### REQUIREMENT
Transcribe the full listing exactly, and drop every picture.

### MATERIAL FOR THIS TASK
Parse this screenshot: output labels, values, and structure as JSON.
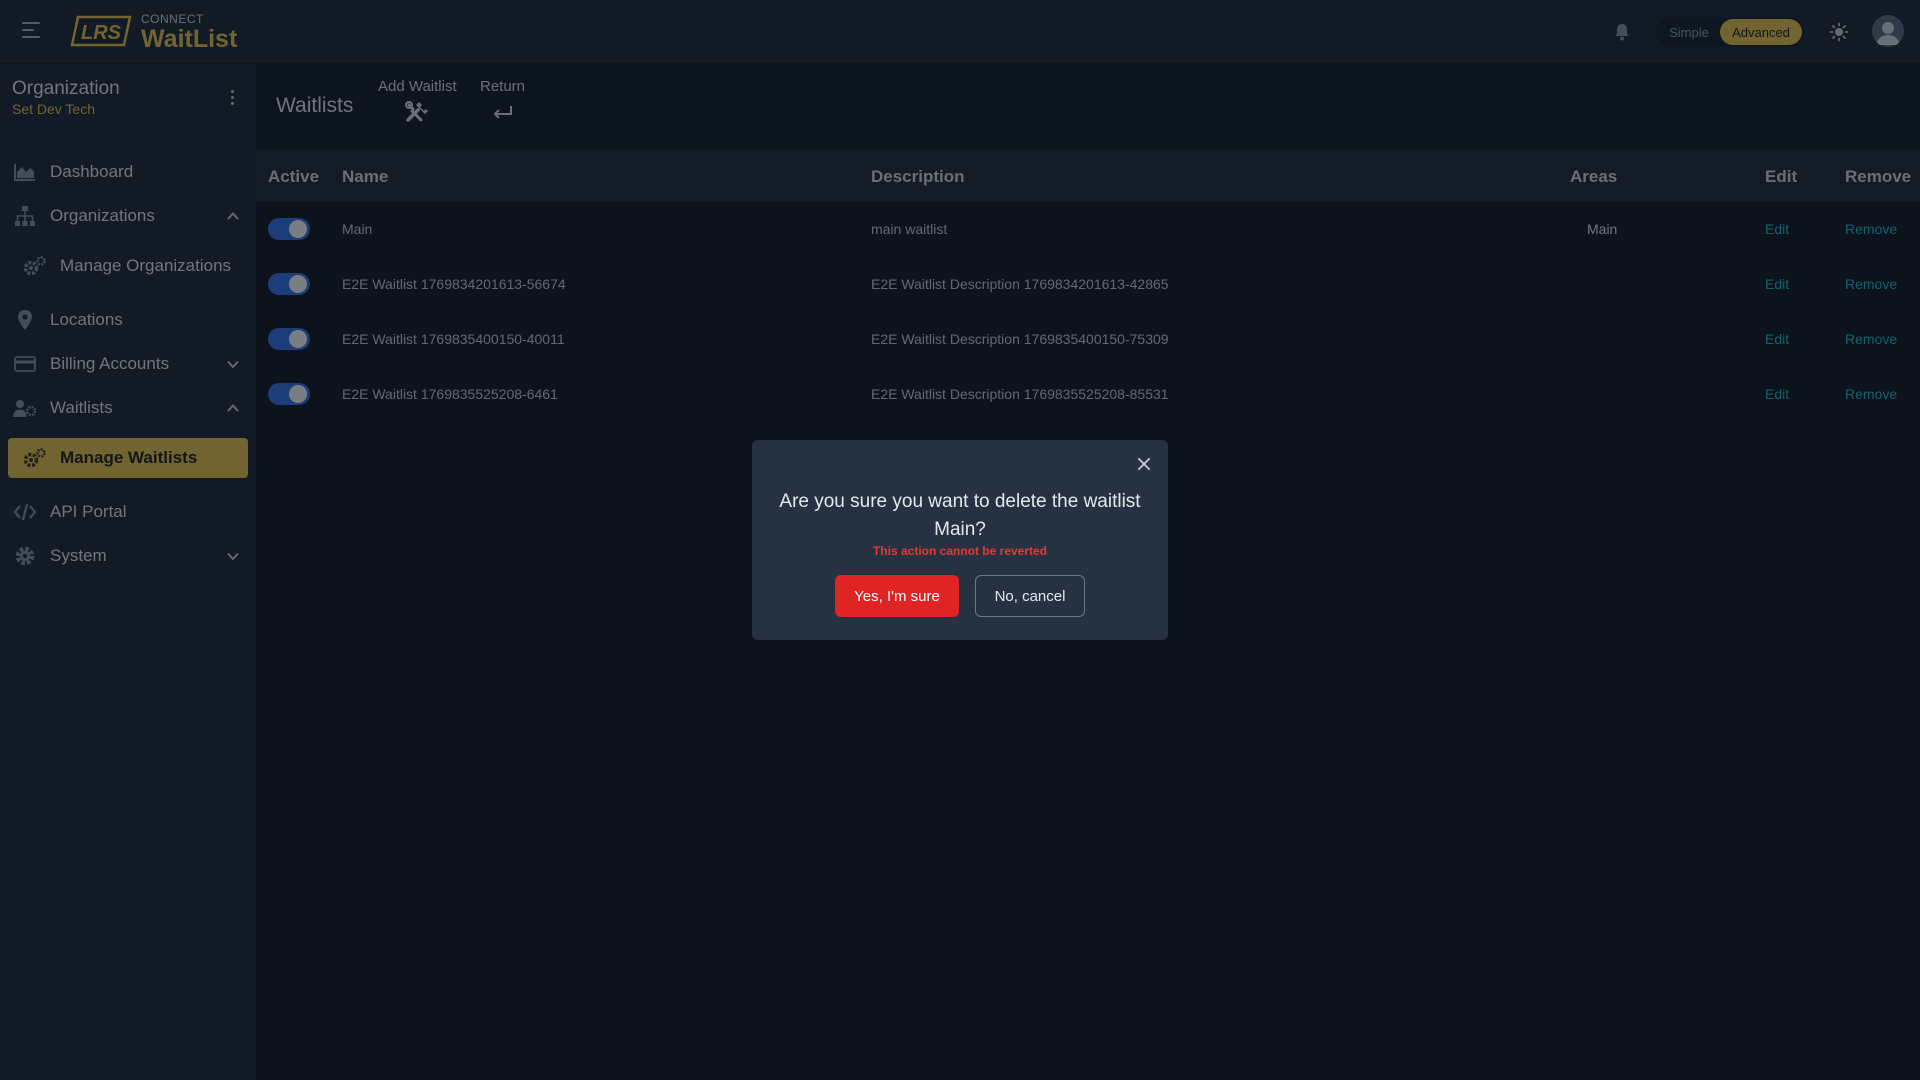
{
  "brand": {
    "small": "CONNECT",
    "name": "WaitList",
    "logo_text": "LRS",
    "accent": "#d8b94a"
  },
  "header": {
    "modes": [
      "Simple",
      "Advanced"
    ],
    "selected_mode": "Advanced"
  },
  "sidebar": {
    "org_title": "Organization",
    "org_subtitle": "Set Dev Tech",
    "items": [
      {
        "label": "Dashboard",
        "icon": "chart-area-icon"
      },
      {
        "label": "Organizations",
        "icon": "sitemap-icon",
        "expanded": true
      },
      {
        "label": "Manage Organizations",
        "icon": "gears-icon",
        "sub": true
      },
      {
        "label": "Locations",
        "icon": "location-pin-icon"
      },
      {
        "label": "Billing Accounts",
        "icon": "credit-card-icon",
        "expanded": false
      },
      {
        "label": "Waitlists",
        "icon": "users-gear-icon",
        "expanded": true
      },
      {
        "label": "Manage Waitlists",
        "icon": "gears-icon",
        "sub": true,
        "active": true
      },
      {
        "label": "API Portal",
        "icon": "code-icon"
      },
      {
        "label": "System",
        "icon": "gear-icon",
        "expanded": false
      }
    ]
  },
  "main": {
    "title": "Waitlists",
    "actions": {
      "add_label": "Add Waitlist",
      "return_label": "Return"
    },
    "table": {
      "headers": {
        "active": "Active",
        "name": "Name",
        "description": "Description",
        "areas": "Areas",
        "edit": "Edit",
        "remove": "Remove"
      },
      "rows": [
        {
          "active": true,
          "name": "Main",
          "description": "main waitlist",
          "areas": "Main",
          "edit": "Edit",
          "remove": "Remove"
        },
        {
          "active": true,
          "name": "E2E Waitlist 1769834201613-56674",
          "description": "E2E Waitlist Description 1769834201613-42865",
          "areas": "",
          "edit": "Edit",
          "remove": "Remove"
        },
        {
          "active": true,
          "name": "E2E Waitlist 1769835400150-40011",
          "description": "E2E Waitlist Description 1769835400150-75309",
          "areas": "",
          "edit": "Edit",
          "remove": "Remove"
        },
        {
          "active": true,
          "name": "E2E Waitlist 1769835525208-6461",
          "description": "E2E Waitlist Description 1769835525208-85531",
          "areas": "",
          "edit": "Edit",
          "remove": "Remove"
        }
      ]
    }
  },
  "modal": {
    "message": "Are you sure you want to delete the waitlist Main?",
    "warning": "This action cannot be reverted",
    "confirm_label": "Yes, I'm sure",
    "cancel_label": "No, cancel",
    "danger_color": "#e02424"
  }
}
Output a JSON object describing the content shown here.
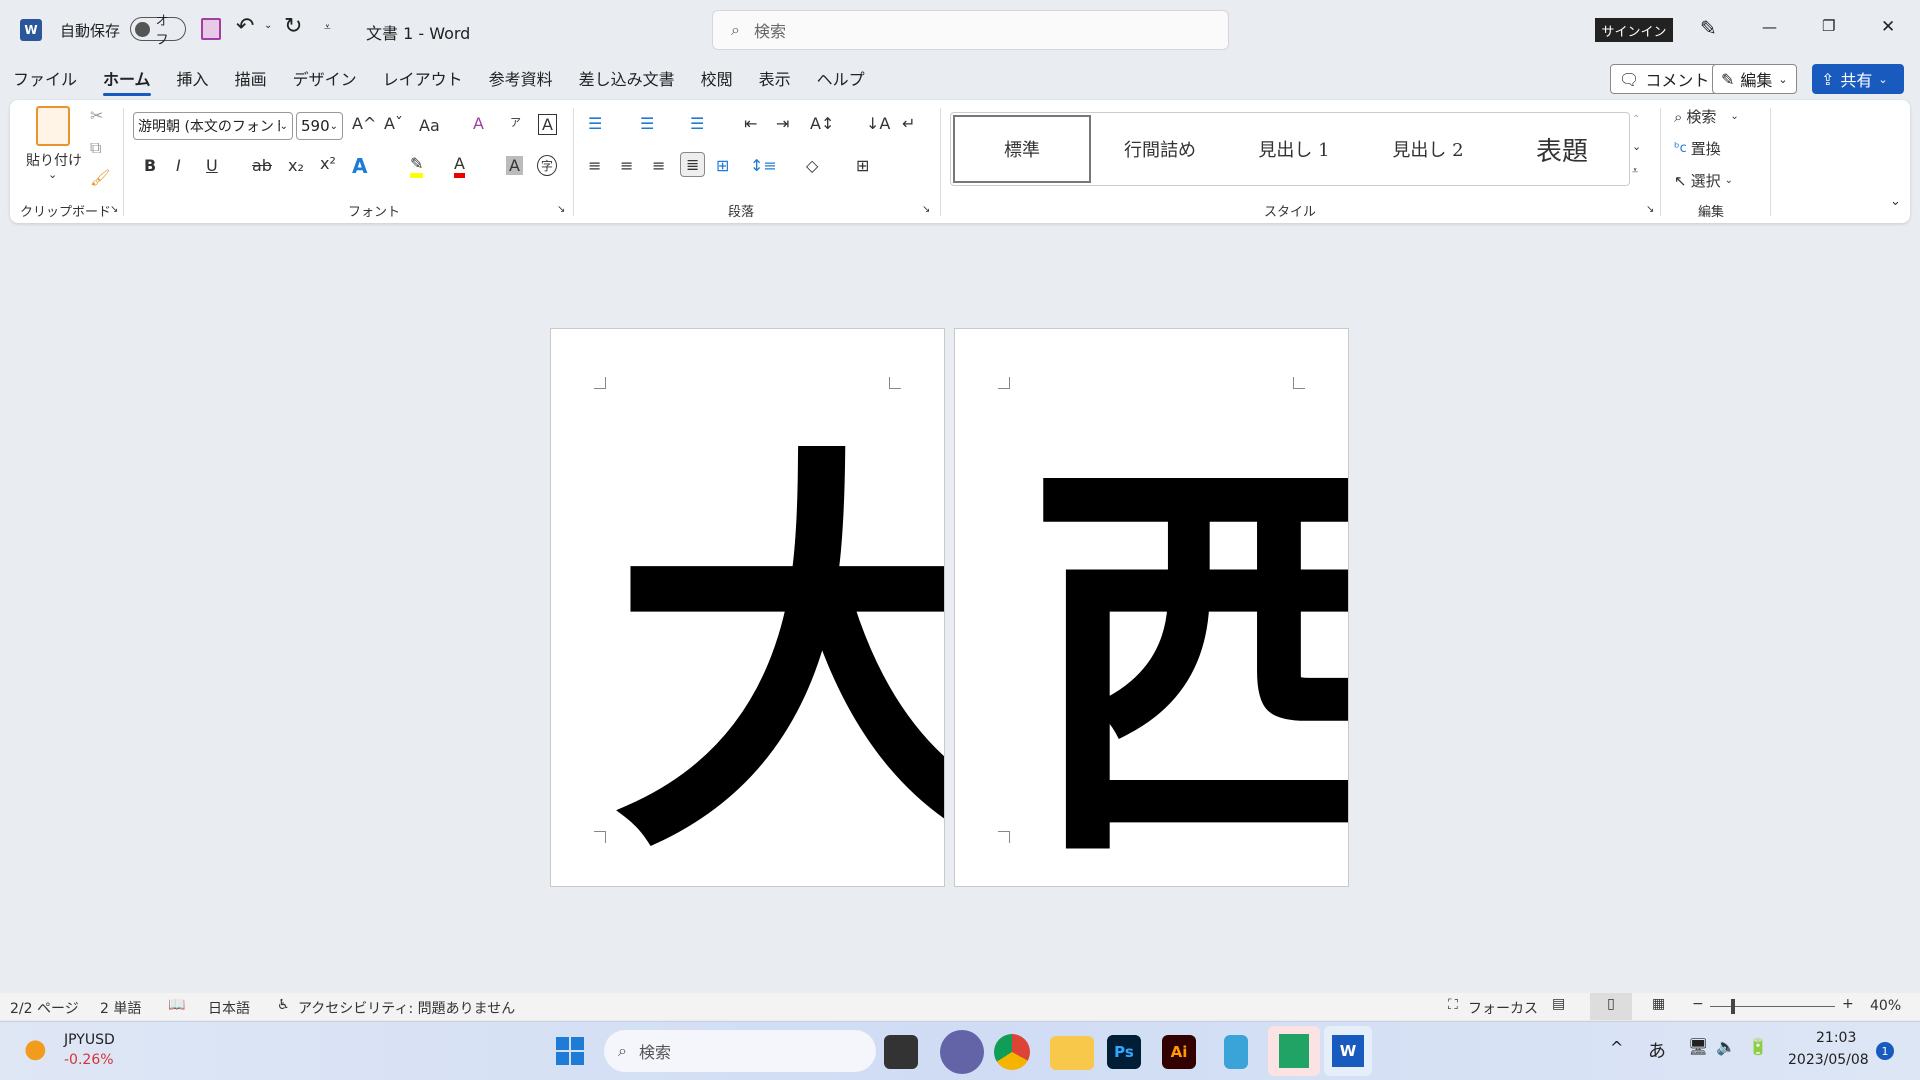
{
  "titlebar": {
    "autosave_label": "自動保存",
    "autosave_state": "オフ",
    "doc_title": "文書 1  -  Word",
    "search_placeholder": "検索",
    "signin": "サインイン",
    "minimize": "—",
    "restore": "❐",
    "close": "✕"
  },
  "menu": {
    "tabs": [
      "ファイル",
      "ホーム",
      "挿入",
      "描画",
      "デザイン",
      "レイアウト",
      "参考資料",
      "差し込み文書",
      "校閲",
      "表示",
      "ヘルプ"
    ],
    "active": "ホーム",
    "comment": "コメント",
    "edit": "編集",
    "share": "共有"
  },
  "ribbon": {
    "clipboard": {
      "paste": "貼り付け",
      "label": "クリップボード"
    },
    "font": {
      "name": "游明朝 (本文のフォント",
      "size": "590",
      "label": "フォント",
      "grow": "A^",
      "shrink": "Aˇ",
      "case": "Aa",
      "bold": "B",
      "italic": "I",
      "underline": "U",
      "strike": "ab",
      "sub": "x₂",
      "sup": "x²",
      "clear": "A",
      "phonetic": "ア",
      "border_char": "A",
      "shade_char": "A",
      "enclose": "字"
    },
    "paragraph": {
      "label": "段落"
    },
    "styles": {
      "label": "スタイル",
      "items": [
        "標準",
        "行間詰め",
        "見出し 1",
        "見出し 2",
        "表題"
      ],
      "selected": "標準"
    },
    "editing": {
      "label": "編集",
      "find": "検索",
      "replace": "置換",
      "select": "選択"
    }
  },
  "document": {
    "pages": [
      {
        "text": "大"
      },
      {
        "text": "西"
      }
    ]
  },
  "status": {
    "page": "2/2 ページ",
    "words": "2 単語",
    "language": "日本語",
    "accessibility": "アクセシビリティ: 問題ありません",
    "focus": "フォーカス",
    "zoom": "40%",
    "zoom_level": 0.4
  },
  "taskbar": {
    "ticker": "JPYUSD",
    "change": "-0.26%",
    "search": "検索",
    "time": "21:03",
    "date": "2023/05/08",
    "notifications": "1",
    "ime": "あ",
    "apps": [
      "Ps",
      "Ai",
      "W"
    ]
  },
  "colors": {
    "accent": "#185abd",
    "negative": "#d13438",
    "word_blue": "#2b579a"
  }
}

### SOLVED PROBLEM
Parse this screenshot: output labels, values, and structure as JSON.
{
  "brand": {
    "small": "CONNECT",
    "name": "WaitList",
    "logo_text": "LRS",
    "accent": "#d8b94a"
  },
  "header": {
    "modes": [
      "Simple",
      "Advanced"
    ],
    "selected_mode": "Advanced"
  },
  "sidebar": {
    "org_title": "Organization",
    "org_subtitle": "Set Dev Tech",
    "items": [
      {
        "label": "Dashboard",
        "icon": "chart-area-icon"
      },
      {
        "label": "Organizations",
        "icon": "sitemap-icon",
        "expanded": true
      },
      {
        "label": "Manage Organizations",
        "icon": "gears-icon",
        "sub": true
      },
      {
        "label": "Locations",
        "icon": "location-pin-icon"
      },
      {
        "label": "Billing Accounts",
        "icon": "credit-card-icon",
        "expanded": false
      },
      {
        "label": "Waitlists",
        "icon": "users-gear-icon",
        "expanded": true
      },
      {
        "label": "Manage Waitlists",
        "icon": "gears-icon",
        "sub": true,
        "active": true
      },
      {
        "label": "API Portal",
        "icon": "code-icon"
      },
      {
        "label": "System",
        "icon": "gear-icon",
        "expanded": false
      }
    ]
  },
  "main": {
    "title": "Waitlists",
    "actions": {
      "add_label": "Add Waitlist",
      "return_label": "Return"
    },
    "table": {
      "headers": {
        "active": "Active",
        "name": "Name",
        "description": "Description",
        "areas": "Areas",
        "edit": "Edit",
        "remove": "Remove"
      },
      "rows": [
        {
          "active": true,
          "name": "Main",
          "description": "main waitlist",
          "areas": "Main",
          "edit": "Edit",
          "remove": "Remove"
        },
        {
          "active": true,
          "name": "E2E Waitlist 1769834201613-56674",
          "description": "E2E Waitlist Description 1769834201613-42865",
          "areas": "",
          "edit": "Edit",
          "remove": "Remove"
        },
        {
          "active": true,
          "name": "E2E Waitlist 1769835400150-40011",
          "description": "E2E Waitlist Description 1769835400150-75309",
          "areas": "",
          "edit": "Edit",
          "remove": "Remove"
        },
        {
          "active": true,
          "name": "E2E Waitlist 1769835525208-6461",
          "description": "E2E Waitlist Description 1769835525208-85531",
          "areas": "",
          "edit": "Edit",
          "remove": "Remove"
        }
      ]
    }
  },
  "modal": {
    "message": "Are you sure you want to delete the waitlist Main?",
    "warning": "This action cannot be reverted",
    "confirm_label": "Yes, I'm sure",
    "cancel_label": "No, cancel",
    "danger_color": "#e02424"
  }
}
Output a JSON object describing the content shown here.
{
  "titlebar": {
    "autosave_label": "自動保存",
    "autosave_state": "オフ",
    "doc_title": "文書 1  -  Word",
    "search_placeholder": "検索",
    "signin": "サインイン",
    "minimize": "—",
    "restore": "❐",
    "close": "✕"
  },
  "menu": {
    "tabs": [
      "ファイル",
      "ホーム",
      "挿入",
      "描画",
      "デザイン",
      "レイアウト",
      "参考資料",
      "差し込み文書",
      "校閲",
      "表示",
      "ヘルプ"
    ],
    "active": "ホーム",
    "comment": "コメント",
    "edit": "編集",
    "share": "共有"
  },
  "ribbon": {
    "clipboard": {
      "paste": "貼り付け",
      "label": "クリップボード"
    },
    "font": {
      "name": "游明朝 (本文のフォント",
      "size": "590",
      "label": "フォント",
      "grow": "A^",
      "shrink": "Aˇ",
      "case": "Aa",
      "bold": "B",
      "italic": "I",
      "underline": "U",
      "strike": "ab",
      "sub": "x₂",
      "sup": "x²",
      "clear": "A",
      "phonetic": "ア",
      "border_char": "A",
      "shade_char": "A",
      "enclose": "字"
    },
    "paragraph": {
      "label": "段落"
    },
    "styles": {
      "label": "スタイル",
      "items": [
        "標準",
        "行間詰め",
        "見出し 1",
        "見出し 2",
        "表題"
      ],
      "selected": "標準"
    },
    "editing": {
      "label": "編集",
      "find": "検索",
      "replace": "置換",
      "select": "選択"
    }
  },
  "document": {
    "pages": [
      {
        "text": "大"
      },
      {
        "text": "西"
      }
    ]
  },
  "status": {
    "page": "2/2 ページ",
    "words": "2 単語",
    "language": "日本語",
    "accessibility": "アクセシビリティ: 問題ありません",
    "focus": "フォーカス",
    "zoom": "40%",
    "zoom_level": 0.4
  },
  "taskbar": {
    "ticker": "JPYUSD",
    "change": "-0.26%",
    "search": "検索",
    "time": "21:03",
    "date": "2023/05/08",
    "notifications": "1",
    "ime": "あ",
    "apps": [
      "Ps",
      "Ai",
      "W"
    ]
  },
  "colors": {
    "accent": "#185abd",
    "negative": "#d13438",
    "word_blue": "#2b579a"
  }
}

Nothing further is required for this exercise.